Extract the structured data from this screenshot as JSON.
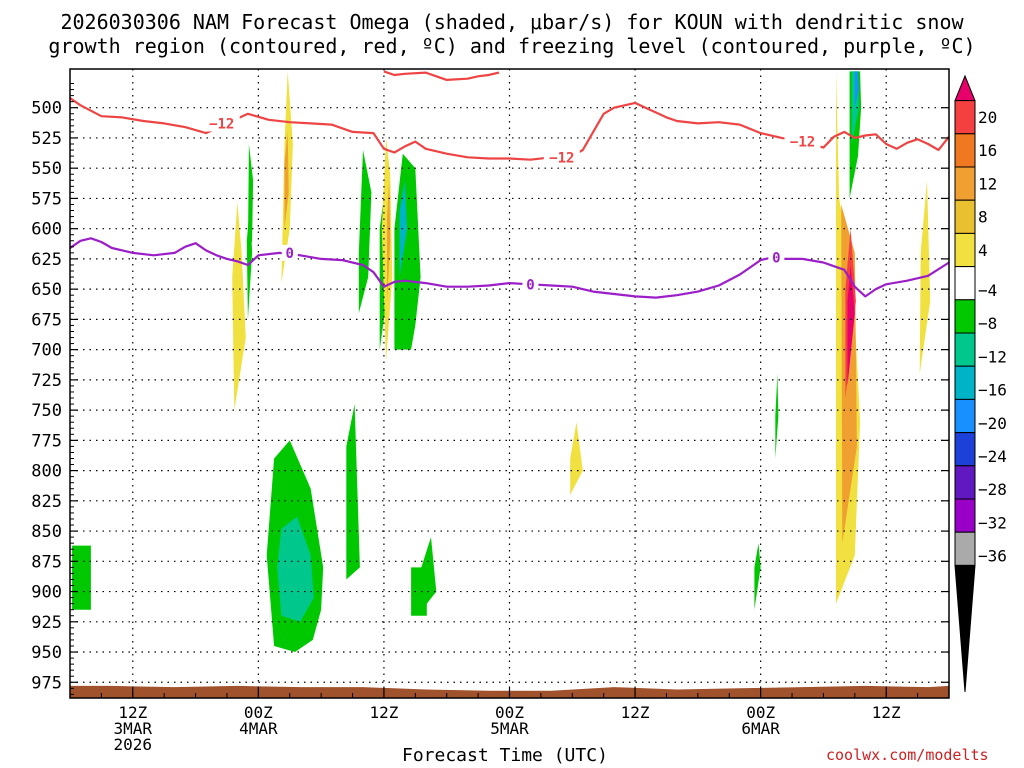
{
  "chart_data": {
    "type": "heatmap",
    "title": "2026030306 NAM Forecast Omega (shaded, μbar/s) for KOUN with dendritic snow",
    "subtitle": "growth region (contoured, red, ºC) and freezing level (contoured, purple, ºC)",
    "xlabel": "Forecast Time (UTC)",
    "ylabel": "",
    "credit": "coolwx.com/modelts",
    "y_reversed": true,
    "ylim": [
      988,
      468
    ],
    "xlim_hours": [
      6,
      90
    ],
    "y_ticks": [
      500,
      525,
      550,
      575,
      600,
      625,
      650,
      675,
      700,
      725,
      750,
      775,
      800,
      825,
      850,
      875,
      900,
      925,
      950,
      975
    ],
    "x_ticks": [
      {
        "hour": 12,
        "labels": [
          "12Z",
          "3MAR",
          "2026"
        ]
      },
      {
        "hour": 24,
        "labels": [
          "00Z",
          "4MAR"
        ]
      },
      {
        "hour": 36,
        "labels": [
          "12Z"
        ]
      },
      {
        "hour": 48,
        "labels": [
          "00Z",
          "5MAR"
        ]
      },
      {
        "hour": 60,
        "labels": [
          "12Z"
        ]
      },
      {
        "hour": 72,
        "labels": [
          "00Z",
          "6MAR"
        ]
      },
      {
        "hour": 84,
        "labels": [
          "12Z"
        ]
      }
    ],
    "grid": true,
    "colorbar": {
      "placement": "right",
      "labels": [
        "20",
        "16",
        "12",
        "8",
        "4",
        "−4",
        "−8",
        "−12",
        "−16",
        "−20",
        "−24",
        "−28",
        "−32",
        "−36"
      ],
      "colors": [
        "#e8006a",
        "#f44040",
        "#f07820",
        "#f0a030",
        "#e8c030",
        "#f0e040",
        "#ffffff",
        "#00c800",
        "#00c88c",
        "#00b4c8",
        "#1890ff",
        "#1c40d8",
        "#6018c0",
        "#9800c8",
        "#aaaaaa",
        "#000000"
      ]
    },
    "contour_labels": {
      "dgz": "−12",
      "freezing": "0"
    },
    "dgz_line": {
      "color": "#ee4444",
      "x": [
        6,
        7,
        9,
        11,
        13,
        15,
        17,
        19,
        21,
        23,
        25,
        27,
        29,
        31,
        33,
        35,
        36,
        37,
        38,
        39,
        40,
        42,
        44,
        46,
        48,
        50,
        52,
        54,
        55,
        56,
        57,
        58,
        59,
        60,
        61,
        62,
        63,
        64,
        66,
        68,
        70,
        72,
        74,
        76,
        78,
        79,
        80,
        81,
        82,
        83,
        84,
        85,
        86,
        87,
        88,
        89,
        90
      ],
      "y": [
        492,
        498,
        507,
        508,
        511,
        513,
        516,
        521,
        513,
        505,
        510,
        512,
        513,
        514,
        520,
        521,
        534,
        537,
        532,
        528,
        534,
        538,
        541,
        542,
        542,
        543,
        541,
        540,
        535,
        520,
        505,
        500,
        498,
        496,
        500,
        504,
        508,
        511,
        513,
        512,
        514,
        521,
        525,
        528,
        533,
        524,
        520,
        525,
        523,
        522,
        530,
        534,
        529,
        526,
        530,
        535,
        524
      ]
    },
    "dgz_top_line": {
      "color": "#ee4444",
      "x": [
        36,
        37,
        38,
        40,
        41,
        42,
        44,
        45,
        46,
        47
      ],
      "y": [
        470,
        473,
        472,
        471,
        474,
        477,
        476,
        474,
        473,
        471
      ]
    },
    "freezing_line": {
      "color": "#9b1ec8",
      "x": [
        6,
        7,
        8,
        9,
        10,
        12,
        14,
        16,
        17,
        18,
        19,
        20,
        21,
        22,
        23,
        24,
        26,
        28,
        30,
        32,
        34,
        35,
        36,
        37,
        38,
        40,
        42,
        44,
        46,
        48,
        50,
        52,
        54,
        56,
        58,
        60,
        62,
        63,
        64,
        66,
        68,
        70,
        71,
        72,
        73,
        74,
        76,
        78,
        79,
        80,
        81,
        82,
        83,
        84,
        86,
        88,
        90
      ],
      "y": [
        616,
        610,
        608,
        611,
        616,
        620,
        622,
        620,
        615,
        612,
        618,
        622,
        625,
        627,
        630,
        622,
        620,
        622,
        625,
        626,
        630,
        636,
        648,
        644,
        643,
        645,
        648,
        648,
        647,
        645,
        646,
        647,
        648,
        652,
        654,
        656,
        657,
        656,
        655,
        652,
        647,
        638,
        632,
        626,
        624,
        625,
        625,
        628,
        631,
        634,
        648,
        656,
        650,
        646,
        643,
        639,
        628
      ]
    },
    "omega_regions": [
      {
        "color": "#00c800",
        "x": [
          6.2,
          8.0,
          8.0,
          6.2
        ],
        "y": [
          915,
          915,
          862,
          862
        ]
      },
      {
        "color": "#00c800",
        "x": [
          6.5,
          7.5,
          7.5,
          6.5
        ],
        "y": [
          910,
          910,
          868,
          868
        ]
      },
      {
        "color": "#f0e040",
        "x": [
          21.7,
          22.8,
          22.4,
          22.0,
          21.5,
          21.7
        ],
        "y": [
          750,
          690,
          620,
          578,
          640,
          750
        ]
      },
      {
        "color": "#00c800",
        "x": [
          23.0,
          23.4,
          23.2,
          22.9
        ],
        "y": [
          675,
          620,
          580,
          610
        ]
      },
      {
        "color": "#00c800",
        "x": [
          23.1,
          23.5,
          23.4,
          23.0
        ],
        "y": [
          530,
          560,
          610,
          620
        ]
      },
      {
        "color": "#f0e040",
        "x": [
          26.2,
          27.0,
          27.3,
          26.8,
          26.5,
          26.2
        ],
        "y": [
          645,
          600,
          530,
          470,
          530,
          645
        ]
      },
      {
        "color": "#f0a030",
        "x": [
          26.5,
          26.9,
          26.8,
          26.5
        ],
        "y": [
          600,
          570,
          520,
          545
        ]
      },
      {
        "color": "#00c800",
        "x": [
          25.5,
          27.5,
          29.2,
          30.0,
          30.2,
          29.0,
          27.0,
          25.5,
          24.8,
          25.5
        ],
        "y": [
          945,
          950,
          940,
          915,
          880,
          815,
          775,
          790,
          870,
          945
        ]
      },
      {
        "color": "#00c88c",
        "x": [
          26.2,
          28.0,
          29.3,
          29.0,
          27.7,
          26.2,
          25.8,
          26.2
        ],
        "y": [
          920,
          925,
          905,
          870,
          838,
          848,
          880,
          920
        ]
      },
      {
        "color": "#00c800",
        "x": [
          32.4,
          33.7,
          33.2,
          32.4
        ],
        "y": [
          890,
          880,
          745,
          780
        ]
      },
      {
        "color": "#00c800",
        "x": [
          33.6,
          34.5,
          34.8,
          34.0,
          33.6
        ],
        "y": [
          670,
          640,
          570,
          535,
          620
        ]
      },
      {
        "color": "#00c800",
        "x": [
          35.6,
          36.4,
          36.2,
          35.6
        ],
        "y": [
          700,
          650,
          560,
          600
        ]
      },
      {
        "color": "#f0e040",
        "x": [
          36.2,
          36.8,
          36.6,
          36.2,
          35.8,
          36.2
        ],
        "y": [
          710,
          640,
          555,
          525,
          600,
          710
        ]
      },
      {
        "color": "#f0a030",
        "x": [
          36.3,
          36.6,
          36.5,
          36.3
        ],
        "y": [
          660,
          610,
          560,
          590
        ]
      },
      {
        "color": "#00c800",
        "x": [
          37.0,
          38.6,
          39.0,
          39.5,
          39.0,
          37.8,
          37.0
        ],
        "y": [
          700,
          700,
          680,
          640,
          550,
          538,
          600
        ]
      },
      {
        "color": "#00b4c8",
        "x": [
          37.5,
          38.2,
          38.0,
          37.5
        ],
        "y": [
          640,
          600,
          560,
          585
        ]
      },
      {
        "color": "#00c800",
        "x": [
          38.6,
          40.1,
          40.1,
          38.6
        ],
        "y": [
          880,
          880,
          920,
          920
        ]
      },
      {
        "color": "#00c800",
        "x": [
          39.2,
          41.0,
          40.5,
          39.2
        ],
        "y": [
          920,
          900,
          855,
          890
        ]
      },
      {
        "color": "#f0e040",
        "x": [
          53.8,
          55.0,
          54.4,
          53.8
        ],
        "y": [
          820,
          800,
          760,
          790
        ]
      },
      {
        "color": "#00c800",
        "x": [
          71.4,
          72.0,
          71.8,
          71.4
        ],
        "y": [
          915,
          880,
          860,
          880
        ]
      },
      {
        "color": "#00c800",
        "x": [
          73.4,
          73.7,
          73.6,
          73.4
        ],
        "y": [
          790,
          755,
          720,
          755
        ]
      },
      {
        "color": "#f0e040",
        "x": [
          79.2,
          81.0,
          81.5,
          80.8,
          79.5,
          79.2
        ],
        "y": [
          910,
          870,
          760,
          640,
          575,
          470
        ]
      },
      {
        "color": "#f0a030",
        "x": [
          79.8,
          81.2,
          81.0,
          79.7,
          79.8
        ],
        "y": [
          860,
          780,
          620,
          580,
          860
        ]
      },
      {
        "color": "#f44040",
        "x": [
          80.1,
          81.1,
          80.6,
          80.1
        ],
        "y": [
          740,
          660,
          600,
          650
        ]
      },
      {
        "color": "#e8006a",
        "x": [
          80.3,
          81.0,
          80.6,
          80.3
        ],
        "y": [
          730,
          670,
          630,
          660
        ]
      },
      {
        "color": "#00c800",
        "x": [
          80.5,
          81.3,
          81.6,
          81.5,
          80.5
        ],
        "y": [
          575,
          540,
          500,
          470,
          470
        ]
      },
      {
        "color": "#00c88c",
        "x": [
          80.7,
          81.4,
          81.3,
          80.7
        ],
        "y": [
          530,
          500,
          470,
          470
        ]
      },
      {
        "color": "#1890ff",
        "x": [
          81.0,
          81.4,
          81.3,
          81.0
        ],
        "y": [
          500,
          485,
          470,
          470
        ]
      },
      {
        "color": "#f0e040",
        "x": [
          87.2,
          88.2,
          87.9,
          87.3,
          87.2
        ],
        "y": [
          720,
          660,
          560,
          620,
          720
        ]
      }
    ],
    "ground": {
      "color": "#a0522d",
      "x": [
        6,
        10,
        16,
        22,
        28,
        34,
        40,
        46,
        52,
        58,
        64,
        70,
        76,
        82,
        88,
        90
      ],
      "y": [
        978,
        978,
        979,
        978,
        979,
        979,
        981,
        982,
        982,
        979,
        981,
        980,
        979,
        978,
        979,
        978
      ]
    }
  }
}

* EXERCISE DESCRIPTION *
Report each line of the material above where the word "Forecast" appears.

* OUTPUT BELOW *
    "title": "2026030306 NAM Forecast Omega (shaded, μbar/s) for KOUN with dendritic snow",
    "xlabel": "Forecast Time (UTC)",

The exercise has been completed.